▶ The exercise
Count every line that has the word "true". Give the number, without anything more.
### Entries shown
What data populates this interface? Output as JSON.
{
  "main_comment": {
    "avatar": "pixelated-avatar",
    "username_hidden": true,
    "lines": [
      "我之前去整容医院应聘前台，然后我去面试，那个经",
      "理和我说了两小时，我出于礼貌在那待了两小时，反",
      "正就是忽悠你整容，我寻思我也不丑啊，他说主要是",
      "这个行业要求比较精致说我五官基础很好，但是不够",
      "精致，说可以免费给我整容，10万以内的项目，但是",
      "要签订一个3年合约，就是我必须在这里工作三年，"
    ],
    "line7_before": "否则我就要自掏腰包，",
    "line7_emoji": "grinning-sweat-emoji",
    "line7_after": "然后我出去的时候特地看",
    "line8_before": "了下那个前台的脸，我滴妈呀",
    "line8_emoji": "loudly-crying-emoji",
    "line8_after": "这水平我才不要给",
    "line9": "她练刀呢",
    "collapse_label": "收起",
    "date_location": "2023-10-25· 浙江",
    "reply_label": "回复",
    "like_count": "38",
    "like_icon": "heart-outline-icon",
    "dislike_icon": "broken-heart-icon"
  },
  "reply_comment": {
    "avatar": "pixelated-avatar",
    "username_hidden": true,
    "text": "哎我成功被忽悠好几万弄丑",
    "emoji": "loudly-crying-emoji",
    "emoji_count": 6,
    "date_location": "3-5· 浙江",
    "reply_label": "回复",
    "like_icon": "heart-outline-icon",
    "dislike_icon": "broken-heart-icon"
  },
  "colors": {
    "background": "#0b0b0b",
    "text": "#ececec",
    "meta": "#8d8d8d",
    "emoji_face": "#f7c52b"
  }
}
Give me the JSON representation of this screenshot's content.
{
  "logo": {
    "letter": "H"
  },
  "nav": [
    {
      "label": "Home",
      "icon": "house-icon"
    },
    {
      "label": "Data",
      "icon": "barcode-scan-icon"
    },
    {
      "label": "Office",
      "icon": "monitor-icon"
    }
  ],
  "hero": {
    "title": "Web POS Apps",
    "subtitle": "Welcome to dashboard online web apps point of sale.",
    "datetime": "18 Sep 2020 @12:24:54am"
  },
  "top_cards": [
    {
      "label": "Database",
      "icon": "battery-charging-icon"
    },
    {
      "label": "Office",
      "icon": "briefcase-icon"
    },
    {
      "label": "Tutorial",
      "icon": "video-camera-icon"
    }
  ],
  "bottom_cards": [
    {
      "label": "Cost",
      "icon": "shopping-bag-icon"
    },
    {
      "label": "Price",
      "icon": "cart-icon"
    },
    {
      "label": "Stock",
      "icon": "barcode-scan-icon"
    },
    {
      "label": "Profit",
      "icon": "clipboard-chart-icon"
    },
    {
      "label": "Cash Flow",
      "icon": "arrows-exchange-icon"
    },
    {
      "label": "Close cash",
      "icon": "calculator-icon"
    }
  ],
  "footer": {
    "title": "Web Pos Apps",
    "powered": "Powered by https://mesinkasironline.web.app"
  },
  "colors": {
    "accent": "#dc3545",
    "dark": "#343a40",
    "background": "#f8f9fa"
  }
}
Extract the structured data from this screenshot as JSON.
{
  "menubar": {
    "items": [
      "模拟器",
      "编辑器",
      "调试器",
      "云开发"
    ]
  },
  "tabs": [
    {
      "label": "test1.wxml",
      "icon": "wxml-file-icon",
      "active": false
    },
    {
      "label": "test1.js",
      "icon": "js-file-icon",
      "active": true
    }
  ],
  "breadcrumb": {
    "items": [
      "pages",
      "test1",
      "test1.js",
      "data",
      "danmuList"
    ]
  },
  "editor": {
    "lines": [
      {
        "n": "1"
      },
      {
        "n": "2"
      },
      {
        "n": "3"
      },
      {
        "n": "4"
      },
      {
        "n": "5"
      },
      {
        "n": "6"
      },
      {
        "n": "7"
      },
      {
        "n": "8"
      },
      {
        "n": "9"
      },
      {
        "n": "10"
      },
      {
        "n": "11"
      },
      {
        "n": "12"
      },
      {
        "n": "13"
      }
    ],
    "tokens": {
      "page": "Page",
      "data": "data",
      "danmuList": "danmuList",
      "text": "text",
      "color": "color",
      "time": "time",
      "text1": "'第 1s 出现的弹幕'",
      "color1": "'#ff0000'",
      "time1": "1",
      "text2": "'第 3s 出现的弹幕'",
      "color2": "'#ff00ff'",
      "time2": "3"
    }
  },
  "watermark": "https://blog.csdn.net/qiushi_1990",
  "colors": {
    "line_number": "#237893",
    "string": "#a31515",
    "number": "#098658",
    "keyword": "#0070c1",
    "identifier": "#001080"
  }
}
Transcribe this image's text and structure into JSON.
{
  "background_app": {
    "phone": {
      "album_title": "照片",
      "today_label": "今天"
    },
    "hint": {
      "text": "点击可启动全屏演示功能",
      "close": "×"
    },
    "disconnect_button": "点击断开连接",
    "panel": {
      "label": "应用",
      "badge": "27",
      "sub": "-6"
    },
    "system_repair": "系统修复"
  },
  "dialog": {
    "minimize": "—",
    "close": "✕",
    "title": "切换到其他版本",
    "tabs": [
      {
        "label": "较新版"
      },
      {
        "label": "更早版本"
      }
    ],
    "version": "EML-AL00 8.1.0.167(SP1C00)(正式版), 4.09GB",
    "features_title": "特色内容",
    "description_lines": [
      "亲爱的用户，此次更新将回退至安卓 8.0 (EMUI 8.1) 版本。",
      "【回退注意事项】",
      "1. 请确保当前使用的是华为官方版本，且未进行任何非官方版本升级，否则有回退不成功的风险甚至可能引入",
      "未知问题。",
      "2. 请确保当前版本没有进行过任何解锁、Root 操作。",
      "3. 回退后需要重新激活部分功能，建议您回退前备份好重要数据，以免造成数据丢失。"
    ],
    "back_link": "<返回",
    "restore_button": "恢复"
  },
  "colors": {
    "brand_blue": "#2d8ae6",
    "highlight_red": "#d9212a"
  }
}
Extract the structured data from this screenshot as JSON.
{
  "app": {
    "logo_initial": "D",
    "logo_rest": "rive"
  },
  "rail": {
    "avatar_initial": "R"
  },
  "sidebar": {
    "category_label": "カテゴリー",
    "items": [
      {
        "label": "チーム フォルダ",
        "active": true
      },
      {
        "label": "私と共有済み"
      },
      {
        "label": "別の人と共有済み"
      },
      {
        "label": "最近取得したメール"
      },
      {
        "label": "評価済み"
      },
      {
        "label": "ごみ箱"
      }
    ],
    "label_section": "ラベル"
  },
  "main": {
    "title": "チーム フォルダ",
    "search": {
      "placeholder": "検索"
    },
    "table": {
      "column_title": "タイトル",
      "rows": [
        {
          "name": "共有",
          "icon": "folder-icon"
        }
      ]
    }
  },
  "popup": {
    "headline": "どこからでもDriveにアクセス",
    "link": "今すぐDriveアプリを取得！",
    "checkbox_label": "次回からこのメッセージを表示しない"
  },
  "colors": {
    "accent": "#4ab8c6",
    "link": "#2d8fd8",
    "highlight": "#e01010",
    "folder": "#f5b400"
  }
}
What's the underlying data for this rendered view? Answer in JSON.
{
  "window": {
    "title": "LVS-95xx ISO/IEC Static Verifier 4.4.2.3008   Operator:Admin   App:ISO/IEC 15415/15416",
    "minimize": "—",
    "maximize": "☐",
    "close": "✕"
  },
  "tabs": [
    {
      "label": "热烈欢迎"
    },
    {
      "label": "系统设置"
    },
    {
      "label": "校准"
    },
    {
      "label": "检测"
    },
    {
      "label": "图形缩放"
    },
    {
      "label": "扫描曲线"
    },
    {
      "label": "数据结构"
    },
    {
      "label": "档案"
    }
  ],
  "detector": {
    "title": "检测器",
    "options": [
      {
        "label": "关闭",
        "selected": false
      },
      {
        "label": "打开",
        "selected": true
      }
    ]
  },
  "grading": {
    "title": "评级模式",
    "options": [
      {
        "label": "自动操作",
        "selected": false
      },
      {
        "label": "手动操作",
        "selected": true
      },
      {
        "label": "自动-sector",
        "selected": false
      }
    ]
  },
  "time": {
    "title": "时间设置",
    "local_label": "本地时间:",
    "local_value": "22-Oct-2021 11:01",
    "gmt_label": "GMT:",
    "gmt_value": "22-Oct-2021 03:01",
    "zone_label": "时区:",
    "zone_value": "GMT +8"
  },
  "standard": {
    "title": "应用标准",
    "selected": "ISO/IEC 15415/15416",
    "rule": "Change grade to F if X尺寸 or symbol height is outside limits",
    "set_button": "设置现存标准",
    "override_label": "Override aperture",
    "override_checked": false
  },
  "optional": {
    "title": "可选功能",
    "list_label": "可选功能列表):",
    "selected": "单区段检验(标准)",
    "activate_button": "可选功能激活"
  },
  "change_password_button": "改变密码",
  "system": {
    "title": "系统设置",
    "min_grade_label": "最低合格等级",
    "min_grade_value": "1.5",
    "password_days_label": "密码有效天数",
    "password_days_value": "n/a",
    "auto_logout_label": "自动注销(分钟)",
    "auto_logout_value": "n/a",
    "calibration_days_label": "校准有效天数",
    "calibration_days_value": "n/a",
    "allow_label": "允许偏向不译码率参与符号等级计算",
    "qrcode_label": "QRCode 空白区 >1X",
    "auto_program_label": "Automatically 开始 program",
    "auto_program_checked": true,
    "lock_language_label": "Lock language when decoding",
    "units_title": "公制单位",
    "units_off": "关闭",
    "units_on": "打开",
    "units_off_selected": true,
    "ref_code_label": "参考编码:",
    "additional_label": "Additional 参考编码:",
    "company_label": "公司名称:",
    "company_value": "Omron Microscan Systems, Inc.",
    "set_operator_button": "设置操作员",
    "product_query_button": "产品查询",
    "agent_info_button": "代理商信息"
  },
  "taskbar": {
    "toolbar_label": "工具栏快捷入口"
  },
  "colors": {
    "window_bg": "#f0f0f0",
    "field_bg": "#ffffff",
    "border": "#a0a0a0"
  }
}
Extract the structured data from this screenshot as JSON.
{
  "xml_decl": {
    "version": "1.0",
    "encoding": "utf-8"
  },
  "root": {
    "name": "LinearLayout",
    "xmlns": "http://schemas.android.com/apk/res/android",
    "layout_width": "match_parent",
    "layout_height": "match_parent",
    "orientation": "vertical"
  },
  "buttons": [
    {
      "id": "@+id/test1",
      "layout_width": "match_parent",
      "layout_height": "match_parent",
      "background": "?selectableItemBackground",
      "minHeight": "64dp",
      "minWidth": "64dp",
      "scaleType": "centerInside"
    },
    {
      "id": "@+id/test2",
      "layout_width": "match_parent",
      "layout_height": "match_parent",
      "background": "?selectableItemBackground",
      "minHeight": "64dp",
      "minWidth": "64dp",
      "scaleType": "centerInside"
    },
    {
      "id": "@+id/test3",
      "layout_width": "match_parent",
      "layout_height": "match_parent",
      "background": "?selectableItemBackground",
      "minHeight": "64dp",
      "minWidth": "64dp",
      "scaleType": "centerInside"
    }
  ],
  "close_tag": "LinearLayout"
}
######
▶ Full solution
8